======== Supplied entries

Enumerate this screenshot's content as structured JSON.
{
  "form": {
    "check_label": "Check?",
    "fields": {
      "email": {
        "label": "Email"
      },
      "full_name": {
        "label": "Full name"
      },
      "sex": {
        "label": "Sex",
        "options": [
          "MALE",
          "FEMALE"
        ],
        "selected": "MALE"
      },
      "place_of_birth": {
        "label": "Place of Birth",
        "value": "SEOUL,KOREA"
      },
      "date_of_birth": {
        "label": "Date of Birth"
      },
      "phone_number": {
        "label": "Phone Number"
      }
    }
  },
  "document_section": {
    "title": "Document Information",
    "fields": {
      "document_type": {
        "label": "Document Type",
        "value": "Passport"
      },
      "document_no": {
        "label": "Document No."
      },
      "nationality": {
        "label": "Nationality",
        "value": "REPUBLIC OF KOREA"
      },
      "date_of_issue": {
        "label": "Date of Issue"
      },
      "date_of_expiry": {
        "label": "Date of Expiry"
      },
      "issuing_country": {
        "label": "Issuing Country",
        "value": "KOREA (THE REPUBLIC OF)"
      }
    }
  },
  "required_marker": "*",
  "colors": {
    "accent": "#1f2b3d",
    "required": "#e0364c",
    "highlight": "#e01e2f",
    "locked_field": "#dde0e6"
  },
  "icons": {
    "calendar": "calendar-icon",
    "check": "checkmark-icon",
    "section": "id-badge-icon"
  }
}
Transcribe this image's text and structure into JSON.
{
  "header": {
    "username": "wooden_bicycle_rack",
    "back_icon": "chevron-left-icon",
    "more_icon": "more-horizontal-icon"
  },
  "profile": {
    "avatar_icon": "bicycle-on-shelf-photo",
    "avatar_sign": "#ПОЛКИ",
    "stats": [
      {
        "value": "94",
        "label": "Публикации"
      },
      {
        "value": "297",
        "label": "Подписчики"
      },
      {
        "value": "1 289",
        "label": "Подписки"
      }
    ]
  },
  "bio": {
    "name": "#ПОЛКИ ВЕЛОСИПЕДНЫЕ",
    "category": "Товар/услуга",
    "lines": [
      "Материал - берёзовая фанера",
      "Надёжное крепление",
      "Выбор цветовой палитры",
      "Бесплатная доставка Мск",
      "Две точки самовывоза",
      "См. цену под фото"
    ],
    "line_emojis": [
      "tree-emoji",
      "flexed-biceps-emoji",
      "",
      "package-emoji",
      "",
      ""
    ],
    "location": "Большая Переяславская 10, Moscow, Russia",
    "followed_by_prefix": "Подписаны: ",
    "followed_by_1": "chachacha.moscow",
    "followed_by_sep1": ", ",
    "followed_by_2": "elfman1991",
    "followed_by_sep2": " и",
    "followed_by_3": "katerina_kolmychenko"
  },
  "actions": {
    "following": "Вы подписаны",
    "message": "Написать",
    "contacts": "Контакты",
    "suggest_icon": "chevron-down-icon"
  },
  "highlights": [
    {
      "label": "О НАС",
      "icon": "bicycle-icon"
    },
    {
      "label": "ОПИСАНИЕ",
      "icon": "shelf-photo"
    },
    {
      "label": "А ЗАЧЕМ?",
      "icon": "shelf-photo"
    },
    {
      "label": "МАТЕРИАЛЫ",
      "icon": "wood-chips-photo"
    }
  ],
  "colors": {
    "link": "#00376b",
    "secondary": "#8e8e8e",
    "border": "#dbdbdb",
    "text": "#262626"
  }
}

================

• _Exercise task_:
Extract all the material, leaving every line as it is.

• _Answer below_:
Enumerate this screenshot's content as structured JSON.
{
  "form": {
    "check_label": "Check?",
    "fields": {
      "email": {
        "label": "Email"
      },
      "full_name": {
        "label": "Full name"
      },
      "sex": {
        "label": "Sex",
        "options": [
          "MALE",
          "FEMALE"
        ],
        "selected": "MALE"
      },
      "place_of_birth": {
        "label": "Place of Birth",
        "value": "SEOUL,KOREA"
      },
      "date_of_birth": {
        "label": "Date of Birth"
      },
      "phone_number": {
        "label": "Phone Number"
      }
    }
  },
  "document_section": {
    "title": "Document Information",
    "fields": {
      "document_type": {
        "label": "Document Type",
        "value": "Passport"
      },
      "document_no": {
        "label": "Document No."
      },
      "nationality": {
        "label": "Nationality",
        "value": "REPUBLIC OF KOREA"
      },
      "date_of_issue": {
        "label": "Date of Issue"
      },
      "date_of_expiry": {
        "label": "Date of Expiry"
      },
      "issuing_country": {
        "label": "Issuing Country",
        "value": "KOREA (THE REPUBLIC OF)"
      }
    }
  },
  "required_marker": "*",
  "colors": {
    "accent": "#1f2b3d",
    "required": "#e0364c",
    "highlight": "#e01e2f",
    "locked_field": "#dde0e6"
  },
  "icons": {
    "calendar": "calendar-icon",
    "check": "checkmark-icon",
    "section": "id-badge-icon"
  }
}
Transcribe this image's text and structure into JSON.
{
  "header": {
    "username": "wooden_bicycle_rack",
    "back_icon": "chevron-left-icon",
    "more_icon": "more-horizontal-icon"
  },
  "profile": {
    "avatar_icon": "bicycle-on-shelf-photo",
    "avatar_sign": "#ПОЛКИ",
    "stats": [
      {
        "value": "94",
        "label": "Публикации"
      },
      {
        "value": "297",
        "label": "Подписчики"
      },
      {
        "value": "1 289",
        "label": "Подписки"
      }
    ]
  },
  "bio": {
    "name": "#ПОЛКИ ВЕЛОСИПЕДНЫЕ",
    "category": "Товар/услуга",
    "lines": [
      "Материал - берёзовая фанера",
      "Надёжное крепление",
      "Выбор цветовой палитры",
      "Бесплатная доставка Мск",
      "Две точки самовывоза",
      "См. цену под фото"
    ],
    "line_emojis": [
      "tree-emoji",
      "flexed-biceps-emoji",
      "",
      "package-emoji",
      "",
      ""
    ],
    "location": "Большая Переяславская 10, Moscow, Russia",
    "followed_by_prefix": "Подписаны: ",
    "followed_by_1": "chachacha.moscow",
    "followed_by_sep1": ", ",
    "followed_by_2": "elfman1991",
    "followed_by_sep2": " и",
    "followed_by_3": "katerina_kolmychenko"
  },
  "actions": {
    "following": "Вы подписаны",
    "message": "Написать",
    "contacts": "Контакты",
    "suggest_icon": "chevron-down-icon"
  },
  "highlights": [
    {
      "label": "О НАС",
      "icon": "bicycle-icon"
    },
    {
      "label": "ОПИСАНИЕ",
      "icon": "shelf-photo"
    },
    {
      "label": "А ЗАЧЕМ?",
      "icon": "shelf-photo"
    },
    {
      "label": "МАТЕРИАЛЫ",
      "icon": "wood-chips-photo"
    }
  ],
  "colors": {
    "link": "#00376b",
    "secondary": "#8e8e8e",
    "border": "#dbdbdb",
    "text": "#262626"
  }
}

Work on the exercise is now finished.